→ **RECORDS**:
--- begin ---
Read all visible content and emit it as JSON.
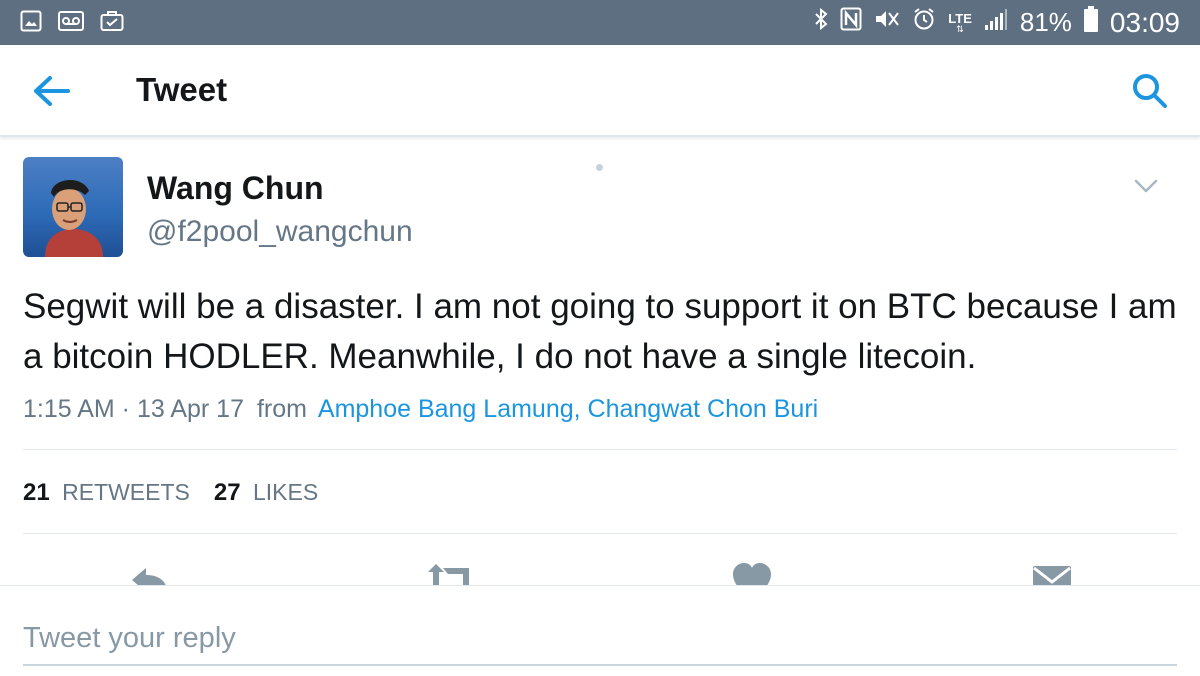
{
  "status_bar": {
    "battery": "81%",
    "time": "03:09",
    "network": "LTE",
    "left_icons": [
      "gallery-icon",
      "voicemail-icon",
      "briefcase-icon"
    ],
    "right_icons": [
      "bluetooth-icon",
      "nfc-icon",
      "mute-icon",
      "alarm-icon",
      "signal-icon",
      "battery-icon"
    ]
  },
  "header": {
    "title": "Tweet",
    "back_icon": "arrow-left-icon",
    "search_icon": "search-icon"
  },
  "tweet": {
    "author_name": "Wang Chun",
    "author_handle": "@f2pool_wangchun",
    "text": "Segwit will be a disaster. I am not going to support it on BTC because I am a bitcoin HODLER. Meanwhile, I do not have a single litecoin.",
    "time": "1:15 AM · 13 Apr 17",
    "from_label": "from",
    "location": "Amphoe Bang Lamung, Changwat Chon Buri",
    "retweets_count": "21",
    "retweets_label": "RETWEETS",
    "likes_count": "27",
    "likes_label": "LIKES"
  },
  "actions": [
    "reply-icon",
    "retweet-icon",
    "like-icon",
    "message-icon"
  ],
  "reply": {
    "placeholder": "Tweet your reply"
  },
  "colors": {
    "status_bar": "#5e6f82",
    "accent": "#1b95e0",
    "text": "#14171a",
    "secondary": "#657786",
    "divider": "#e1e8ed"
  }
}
--- end ---
--- begin ---
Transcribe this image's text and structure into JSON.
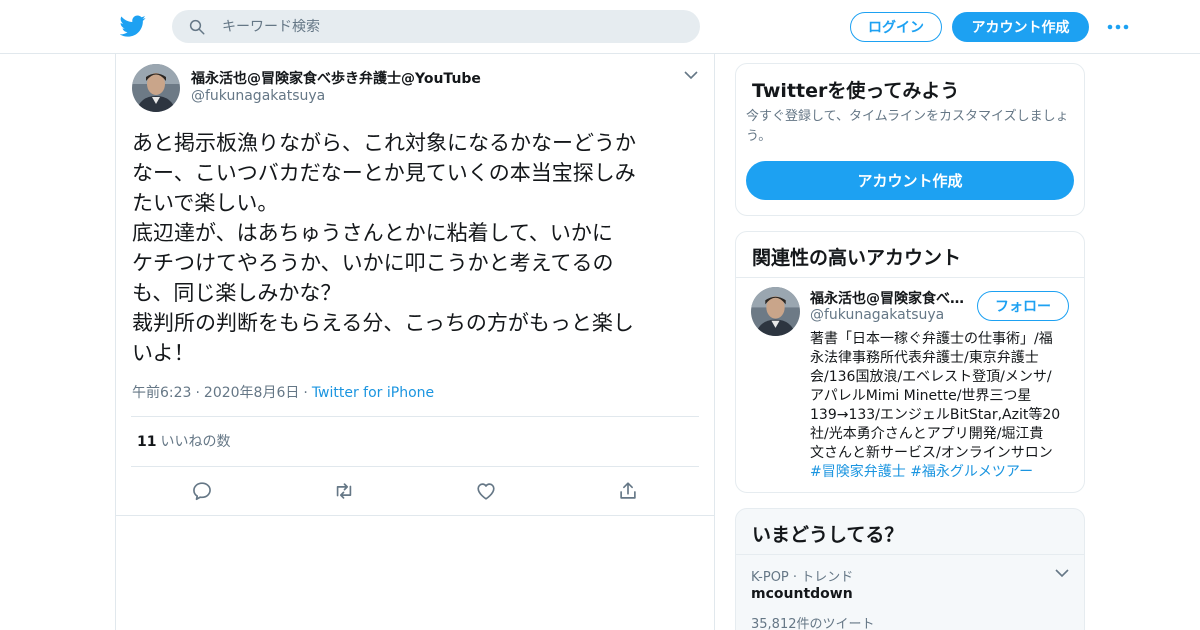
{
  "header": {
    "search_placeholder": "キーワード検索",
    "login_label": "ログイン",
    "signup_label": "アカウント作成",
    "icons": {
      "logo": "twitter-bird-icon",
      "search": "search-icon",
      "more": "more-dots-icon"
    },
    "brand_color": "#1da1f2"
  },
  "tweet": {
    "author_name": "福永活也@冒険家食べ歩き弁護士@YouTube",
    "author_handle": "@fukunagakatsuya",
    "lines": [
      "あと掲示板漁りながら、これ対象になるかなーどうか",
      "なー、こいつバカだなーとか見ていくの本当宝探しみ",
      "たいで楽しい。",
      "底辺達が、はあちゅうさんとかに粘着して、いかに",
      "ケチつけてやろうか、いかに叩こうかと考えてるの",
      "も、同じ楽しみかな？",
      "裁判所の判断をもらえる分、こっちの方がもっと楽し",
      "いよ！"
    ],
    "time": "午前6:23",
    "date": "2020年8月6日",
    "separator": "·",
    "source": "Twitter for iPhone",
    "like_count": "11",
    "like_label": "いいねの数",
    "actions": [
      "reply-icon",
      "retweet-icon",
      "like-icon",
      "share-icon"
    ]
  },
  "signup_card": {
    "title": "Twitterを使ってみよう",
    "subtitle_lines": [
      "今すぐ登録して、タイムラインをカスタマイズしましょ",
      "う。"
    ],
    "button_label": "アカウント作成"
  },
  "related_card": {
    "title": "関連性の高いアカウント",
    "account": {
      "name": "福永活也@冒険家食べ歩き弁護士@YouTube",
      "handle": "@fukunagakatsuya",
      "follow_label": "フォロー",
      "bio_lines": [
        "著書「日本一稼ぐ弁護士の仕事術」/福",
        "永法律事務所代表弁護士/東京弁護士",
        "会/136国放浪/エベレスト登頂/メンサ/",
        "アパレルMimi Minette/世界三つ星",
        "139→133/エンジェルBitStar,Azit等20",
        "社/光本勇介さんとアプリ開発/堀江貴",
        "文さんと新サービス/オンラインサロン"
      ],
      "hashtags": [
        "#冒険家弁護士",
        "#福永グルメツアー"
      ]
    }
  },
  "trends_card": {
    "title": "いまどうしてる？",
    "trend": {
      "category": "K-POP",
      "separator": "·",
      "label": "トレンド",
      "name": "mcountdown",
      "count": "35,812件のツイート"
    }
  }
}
--- end ---
→ **PROBLEM REQUIREMENTS**:
Return from the data every line that holds "冒険家食べ歩き弁護士".

→ **RESPONSE TO THIS TASK**:
    "author_name": "福永活也@冒険家食べ歩き弁護士@YouTube",
      "name": "福永活也@冒険家食べ歩き弁護士@YouTube",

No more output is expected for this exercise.